_Problem details:_
Report how many lines hold the word "this"; give nothing but the number.

[BEGIN Data for the task]

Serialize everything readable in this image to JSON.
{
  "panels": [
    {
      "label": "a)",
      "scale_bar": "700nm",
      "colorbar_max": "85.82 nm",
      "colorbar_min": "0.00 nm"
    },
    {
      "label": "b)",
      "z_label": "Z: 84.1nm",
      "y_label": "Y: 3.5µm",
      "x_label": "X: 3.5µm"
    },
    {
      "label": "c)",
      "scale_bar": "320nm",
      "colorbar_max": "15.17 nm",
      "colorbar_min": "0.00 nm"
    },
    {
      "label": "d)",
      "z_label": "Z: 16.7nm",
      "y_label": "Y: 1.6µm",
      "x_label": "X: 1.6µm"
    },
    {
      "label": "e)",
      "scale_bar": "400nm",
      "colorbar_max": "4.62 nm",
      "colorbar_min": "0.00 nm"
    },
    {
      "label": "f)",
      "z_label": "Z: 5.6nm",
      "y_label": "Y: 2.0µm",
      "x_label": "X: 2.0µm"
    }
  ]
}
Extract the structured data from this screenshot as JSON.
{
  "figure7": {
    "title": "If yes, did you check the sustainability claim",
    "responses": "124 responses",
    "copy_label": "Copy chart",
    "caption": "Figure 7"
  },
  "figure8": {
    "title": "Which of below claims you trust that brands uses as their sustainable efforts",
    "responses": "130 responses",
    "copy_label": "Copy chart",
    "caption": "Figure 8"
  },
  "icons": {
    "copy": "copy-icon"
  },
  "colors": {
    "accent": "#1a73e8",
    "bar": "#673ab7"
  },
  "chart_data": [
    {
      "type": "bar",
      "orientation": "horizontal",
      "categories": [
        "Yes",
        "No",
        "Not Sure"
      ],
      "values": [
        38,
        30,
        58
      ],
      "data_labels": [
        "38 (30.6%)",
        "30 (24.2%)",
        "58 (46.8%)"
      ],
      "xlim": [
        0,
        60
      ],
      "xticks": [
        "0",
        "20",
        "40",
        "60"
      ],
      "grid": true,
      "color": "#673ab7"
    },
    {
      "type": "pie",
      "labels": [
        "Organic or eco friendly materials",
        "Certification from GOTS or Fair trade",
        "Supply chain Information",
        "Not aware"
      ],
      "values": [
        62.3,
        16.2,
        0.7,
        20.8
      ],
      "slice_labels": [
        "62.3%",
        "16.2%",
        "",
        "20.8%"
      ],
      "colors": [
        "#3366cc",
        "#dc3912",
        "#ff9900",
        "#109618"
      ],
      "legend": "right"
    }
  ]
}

[END Data for the task]

_Answer in full:_
2